▼▼▼
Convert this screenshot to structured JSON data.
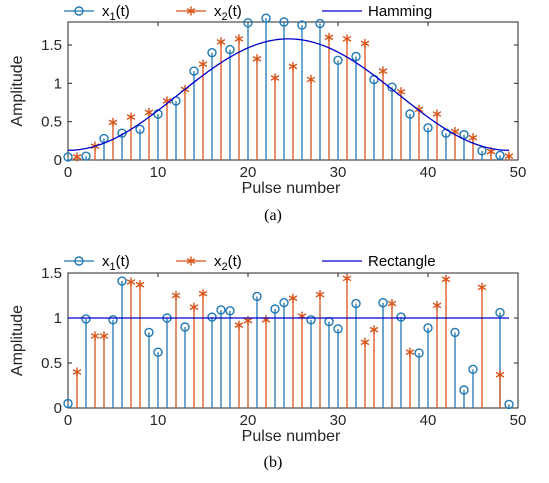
{
  "chart_data": [
    {
      "type": "stem",
      "caption": "(a)",
      "xlabel": "Pulse number",
      "ylabel": "Amplitude",
      "xlim": [
        0,
        50
      ],
      "ylim": [
        0,
        1.8
      ],
      "xticks": [
        "0",
        "10",
        "20",
        "30",
        "40",
        "50"
      ],
      "yticks": [
        "0",
        "0.5",
        "1",
        "1.5"
      ],
      "legend": {
        "position": "top",
        "orientation": "horizontal"
      },
      "series": [
        {
          "name": "x",
          "name_sub": "1",
          "name_suffix": "(t)",
          "kind": "stem",
          "marker": "circle",
          "color": "#1f77b4",
          "x": [
            0,
            2,
            4,
            6,
            8,
            10,
            12,
            14,
            16,
            18,
            20,
            22,
            24,
            26,
            28,
            30,
            32,
            34,
            36,
            38,
            40,
            42,
            44,
            46,
            48
          ],
          "y": [
            0.04,
            0.05,
            0.28,
            0.35,
            0.4,
            0.6,
            0.77,
            1.16,
            1.4,
            1.44,
            1.79,
            1.85,
            1.8,
            1.76,
            1.78,
            1.3,
            1.35,
            1.05,
            0.95,
            0.6,
            0.42,
            0.35,
            0.33,
            0.12,
            0.06
          ]
        },
        {
          "name": "x",
          "name_sub": "2",
          "name_suffix": "(t)",
          "kind": "stem",
          "marker": "asterisk",
          "color": "#d95319",
          "x": [
            1,
            3,
            5,
            7,
            9,
            11,
            13,
            15,
            17,
            19,
            21,
            23,
            25,
            27,
            29,
            31,
            33,
            35,
            37,
            39,
            41,
            43,
            45,
            47,
            49
          ],
          "y": [
            0.04,
            0.18,
            0.49,
            0.56,
            0.62,
            0.77,
            0.92,
            1.25,
            1.54,
            1.58,
            1.32,
            1.07,
            1.22,
            1.05,
            1.6,
            1.58,
            1.52,
            1.16,
            0.89,
            0.66,
            0.6,
            0.37,
            0.29,
            0.11,
            0.05
          ]
        },
        {
          "name": "Hamming",
          "kind": "line",
          "color": "#0000cd",
          "window": "hamming",
          "N": 50,
          "peak": 1.58
        }
      ]
    },
    {
      "type": "stem",
      "caption": "(b)",
      "xlabel": "Pulse number",
      "ylabel": "Amplitude",
      "xlim": [
        0,
        50
      ],
      "ylim": [
        0,
        1.5
      ],
      "xticks": [
        "0",
        "10",
        "20",
        "30",
        "40",
        "50"
      ],
      "yticks": [
        "0",
        "0.5",
        "1",
        "1.5"
      ],
      "legend": {
        "position": "top",
        "orientation": "horizontal"
      },
      "series": [
        {
          "name": "x",
          "name_sub": "1",
          "name_suffix": "(t)",
          "kind": "stem",
          "marker": "circle",
          "color": "#1f77b4",
          "x": [
            0,
            2,
            5,
            6,
            9,
            10,
            11,
            13,
            16,
            17,
            18,
            21,
            23,
            24,
            27,
            29,
            30,
            32,
            35,
            37,
            39,
            40,
            43,
            44,
            45,
            48,
            49
          ],
          "y": [
            0.05,
            0.99,
            0.98,
            1.41,
            0.84,
            0.62,
            1.0,
            0.9,
            1.01,
            1.09,
            1.08,
            1.24,
            1.1,
            1.17,
            0.98,
            0.96,
            0.88,
            1.16,
            1.17,
            1.01,
            0.61,
            0.89,
            0.84,
            0.2,
            0.43,
            1.06,
            0.04
          ]
        },
        {
          "name": "x",
          "name_sub": "2",
          "name_suffix": "(t)",
          "kind": "stem",
          "marker": "asterisk",
          "color": "#d95319",
          "x": [
            1,
            3,
            4,
            7,
            8,
            12,
            14,
            15,
            19,
            20,
            22,
            25,
            26,
            28,
            31,
            33,
            34,
            36,
            38,
            41,
            42,
            46,
            48
          ],
          "y": [
            0.4,
            0.8,
            0.8,
            1.4,
            1.37,
            1.25,
            1.12,
            1.27,
            0.92,
            0.97,
            0.98,
            1.22,
            1.02,
            1.26,
            1.44,
            0.73,
            0.87,
            1.16,
            0.62,
            1.14,
            1.43,
            1.34,
            0.37
          ]
        },
        {
          "name": "Rectangle",
          "kind": "line",
          "color": "#0000cd",
          "x": [
            0,
            49
          ],
          "y": [
            1.0,
            1.0
          ]
        }
      ]
    }
  ]
}
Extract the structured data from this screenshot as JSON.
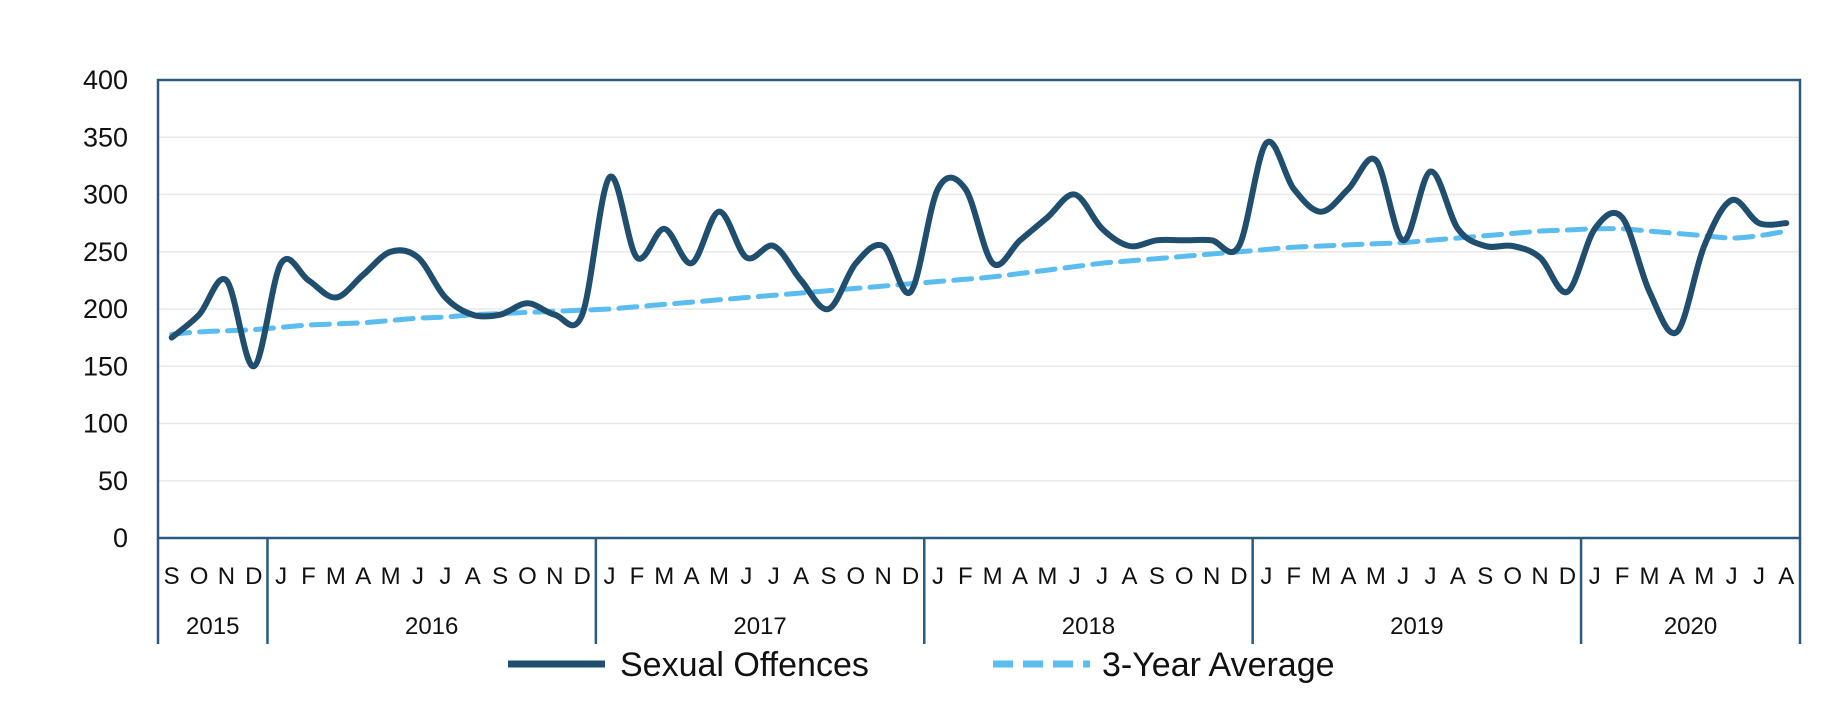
{
  "chart_data": {
    "type": "line",
    "title": "",
    "xlabel": "",
    "ylabel": "",
    "ylim": [
      0,
      400
    ],
    "yticks": [
      0,
      50,
      100,
      150,
      200,
      250,
      300,
      350,
      400
    ],
    "grid": true,
    "legend_position": "bottom",
    "months": [
      "S",
      "O",
      "N",
      "D",
      "J",
      "F",
      "M",
      "A",
      "M",
      "J",
      "J",
      "A",
      "S",
      "O",
      "N",
      "D",
      "J",
      "F",
      "M",
      "A",
      "M",
      "J",
      "J",
      "A",
      "S",
      "O",
      "N",
      "D",
      "J",
      "F",
      "M",
      "A",
      "M",
      "J",
      "J",
      "A",
      "S",
      "O",
      "N",
      "D",
      "J",
      "F",
      "M",
      "A",
      "M",
      "J",
      "J",
      "A",
      "S",
      "O",
      "N",
      "D",
      "J",
      "F",
      "M",
      "A",
      "M",
      "J",
      "J",
      "A"
    ],
    "years": [
      {
        "label": "2015",
        "start": 0,
        "count": 4
      },
      {
        "label": "2016",
        "start": 4,
        "count": 12
      },
      {
        "label": "2017",
        "start": 16,
        "count": 12
      },
      {
        "label": "2018",
        "start": 28,
        "count": 12
      },
      {
        "label": "2019",
        "start": 40,
        "count": 12
      },
      {
        "label": "2020",
        "start": 52,
        "count": 8
      }
    ],
    "series": [
      {
        "name": "Sexual Offences",
        "style": "solid",
        "color": "#1f4e6e",
        "values": [
          175,
          195,
          225,
          150,
          240,
          225,
          210,
          230,
          250,
          245,
          210,
          195,
          195,
          205,
          195,
          195,
          315,
          245,
          270,
          240,
          285,
          245,
          255,
          225,
          200,
          240,
          255,
          215,
          305,
          305,
          240,
          260,
          280,
          300,
          270,
          255,
          260,
          260,
          260,
          255,
          345,
          305,
          285,
          305,
          330,
          260,
          320,
          270,
          255,
          255,
          245,
          215,
          270,
          280,
          215,
          180,
          255,
          295,
          275,
          275
        ]
      },
      {
        "name": "3-Year Average",
        "style": "dashed",
        "color": "#5bbcf0",
        "values": [
          178,
          180,
          181,
          182,
          184,
          186,
          187,
          188,
          190,
          192,
          193,
          195,
          196,
          197,
          198,
          199,
          200,
          202,
          204,
          206,
          208,
          210,
          212,
          214,
          216,
          218,
          220,
          222,
          224,
          226,
          228,
          231,
          234,
          237,
          240,
          242,
          244,
          246,
          248,
          250,
          252,
          254,
          255,
          256,
          257,
          258,
          260,
          262,
          264,
          266,
          268,
          269,
          270,
          270,
          268,
          266,
          264,
          262,
          264,
          268
        ]
      }
    ]
  }
}
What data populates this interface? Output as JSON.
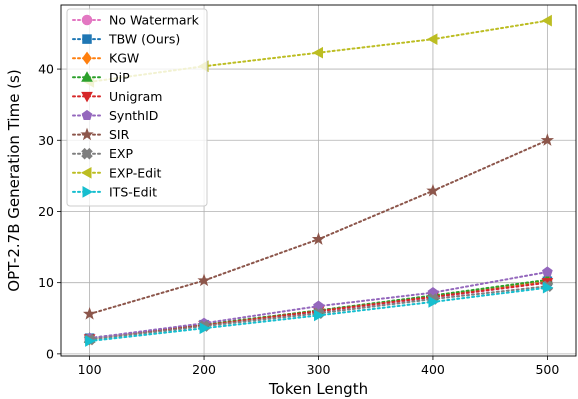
▲▲▲
_AIM_
Retype the data above exactly; pictures are not part of the copy.

_PROBLEM SOLUTION_
Convert this screenshot to structured JSON data.
{
  "chart_data": [
    {
      "type": "stem",
      "caption": "(a)",
      "xlabel": "Pulse number",
      "ylabel": "Amplitude",
      "xlim": [
        0,
        50
      ],
      "ylim": [
        0,
        1.8
      ],
      "xticks": [
        "0",
        "10",
        "20",
        "30",
        "40",
        "50"
      ],
      "yticks": [
        "0",
        "0.5",
        "1",
        "1.5"
      ],
      "legend": {
        "position": "top",
        "orientation": "horizontal"
      },
      "series": [
        {
          "name": "x",
          "name_sub": "1",
          "name_suffix": "(t)",
          "kind": "stem",
          "marker": "circle",
          "color": "#1f77b4",
          "x": [
            0,
            2,
            4,
            6,
            8,
            10,
            12,
            14,
            16,
            18,
            20,
            22,
            24,
            26,
            28,
            30,
            32,
            34,
            36,
            38,
            40,
            42,
            44,
            46,
            48
          ],
          "y": [
            0.04,
            0.05,
            0.28,
            0.35,
            0.4,
            0.6,
            0.77,
            1.16,
            1.4,
            1.44,
            1.79,
            1.85,
            1.8,
            1.76,
            1.78,
            1.3,
            1.35,
            1.05,
            0.95,
            0.6,
            0.42,
            0.35,
            0.33,
            0.12,
            0.06
          ]
        },
        {
          "name": "x",
          "name_sub": "2",
          "name_suffix": "(t)",
          "kind": "stem",
          "marker": "asterisk",
          "color": "#d95319",
          "x": [
            1,
            3,
            5,
            7,
            9,
            11,
            13,
            15,
            17,
            19,
            21,
            23,
            25,
            27,
            29,
            31,
            33,
            35,
            37,
            39,
            41,
            43,
            45,
            47,
            49
          ],
          "y": [
            0.04,
            0.18,
            0.49,
            0.56,
            0.62,
            0.77,
            0.92,
            1.25,
            1.54,
            1.58,
            1.32,
            1.07,
            1.22,
            1.05,
            1.6,
            1.58,
            1.52,
            1.16,
            0.89,
            0.66,
            0.6,
            0.37,
            0.29,
            0.11,
            0.05
          ]
        },
        {
          "name": "Hamming",
          "kind": "line",
          "color": "#0000cd",
          "window": "hamming",
          "N": 50,
          "peak": 1.58
        }
      ]
    },
    {
      "type": "stem",
      "caption": "(b)",
      "xlabel": "Pulse number",
      "ylabel": "Amplitude",
      "xlim": [
        0,
        50
      ],
      "ylim": [
        0,
        1.5
      ],
      "xticks": [
        "0",
        "10",
        "20",
        "30",
        "40",
        "50"
      ],
      "yticks": [
        "0",
        "0.5",
        "1",
        "1.5"
      ],
      "legend": {
        "position": "top",
        "orientation": "horizontal"
      },
      "series": [
        {
          "name": "x",
          "name_sub": "1",
          "name_suffix": "(t)",
          "kind": "stem",
          "marker": "circle",
          "color": "#1f77b4",
          "x": [
            0,
            2,
            5,
            6,
            9,
            10,
            11,
            13,
            16,
            17,
            18,
            21,
            23,
            24,
            27,
            29,
            30,
            32,
            35,
            37,
            39,
            40,
            43,
            44,
            45,
            48,
            49
          ],
          "y": [
            0.05,
            0.99,
            0.98,
            1.41,
            0.84,
            0.62,
            1.0,
            0.9,
            1.01,
            1.09,
            1.08,
            1.24,
            1.1,
            1.17,
            0.98,
            0.96,
            0.88,
            1.16,
            1.17,
            1.01,
            0.61,
            0.89,
            0.84,
            0.2,
            0.43,
            1.06,
            0.04
          ]
        },
        {
          "name": "x",
          "name_sub": "2",
          "name_suffix": "(t)",
          "kind": "stem",
          "marker": "asterisk",
          "color": "#d95319",
          "x": [
            1,
            3,
            4,
            7,
            8,
            12,
            14,
            15,
            19,
            20,
            22,
            25,
            26,
            28,
            31,
            33,
            34,
            36,
            38,
            41,
            42,
            46,
            48
          ],
          "y": [
            0.4,
            0.8,
            0.8,
            1.4,
            1.37,
            1.25,
            1.12,
            1.27,
            0.92,
            0.97,
            0.98,
            1.22,
            1.02,
            1.26,
            1.44,
            0.73,
            0.87,
            1.16,
            0.62,
            1.14,
            1.43,
            1.34,
            0.37
          ]
        },
        {
          "name": "Rectangle",
          "kind": "line",
          "color": "#0000cd",
          "x": [
            0,
            49
          ],
          "y": [
            1.0,
            1.0
          ]
        }
      ]
    }
  ]
}
Extract the structured data from this screenshot as JSON.
{
  "chart_data": {
    "type": "line",
    "title": "",
    "xlabel": "",
    "ylabel": "",
    "ylim": [
      0,
      400
    ],
    "yticks": [
      0,
      50,
      100,
      150,
      200,
      250,
      300,
      350,
      400
    ],
    "grid": true,
    "legend_position": "bottom",
    "months": [
      "S",
      "O",
      "N",
      "D",
      "J",
      "F",
      "M",
      "A",
      "M",
      "J",
      "J",
      "A",
      "S",
      "O",
      "N",
      "D",
      "J",
      "F",
      "M",
      "A",
      "M",
      "J",
      "J",
      "A",
      "S",
      "O",
      "N",
      "D",
      "J",
      "F",
      "M",
      "A",
      "M",
      "J",
      "J",
      "A",
      "S",
      "O",
      "N",
      "D",
      "J",
      "F",
      "M",
      "A",
      "M",
      "J",
      "J",
      "A",
      "S",
      "O",
      "N",
      "D",
      "J",
      "F",
      "M",
      "A",
      "M",
      "J",
      "J",
      "A"
    ],
    "years": [
      {
        "label": "2015",
        "start": 0,
        "count": 4
      },
      {
        "label": "2016",
        "start": 4,
        "count": 12
      },
      {
        "label": "2017",
        "start": 16,
        "count": 12
      },
      {
        "label": "2018",
        "start": 28,
        "count": 12
      },
      {
        "label": "2019",
        "start": 40,
        "count": 12
      },
      {
        "label": "2020",
        "start": 52,
        "count": 8
      }
    ],
    "series": [
      {
        "name": "Sexual Offences",
        "style": "solid",
        "color": "#1f4e6e",
        "values": [
          175,
          195,
          225,
          150,
          240,
          225,
          210,
          230,
          250,
          245,
          210,
          195,
          195,
          205,
          195,
          195,
          315,
          245,
          270,
          240,
          285,
          245,
          255,
          225,
          200,
          240,
          255,
          215,
          305,
          305,
          240,
          260,
          280,
          300,
          270,
          255,
          260,
          260,
          260,
          255,
          345,
          305,
          285,
          305,
          330,
          260,
          320,
          270,
          255,
          255,
          245,
          215,
          270,
          280,
          215,
          180,
          255,
          295,
          275,
          275
        ]
      },
      {
        "name": "3-Year Average",
        "style": "dashed",
        "color": "#5bbcf0",
        "values": [
          178,
          180,
          181,
          182,
          184,
          186,
          187,
          188,
          190,
          192,
          193,
          195,
          196,
          197,
          198,
          199,
          200,
          202,
          204,
          206,
          208,
          210,
          212,
          214,
          216,
          218,
          220,
          222,
          224,
          226,
          228,
          231,
          234,
          237,
          240,
          242,
          244,
          246,
          248,
          250,
          252,
          254,
          255,
          256,
          257,
          258,
          260,
          262,
          264,
          266,
          268,
          269,
          270,
          270,
          268,
          266,
          264,
          262,
          264,
          268
        ]
      }
    ]
  }
}
What data populates this interface? Output as JSON.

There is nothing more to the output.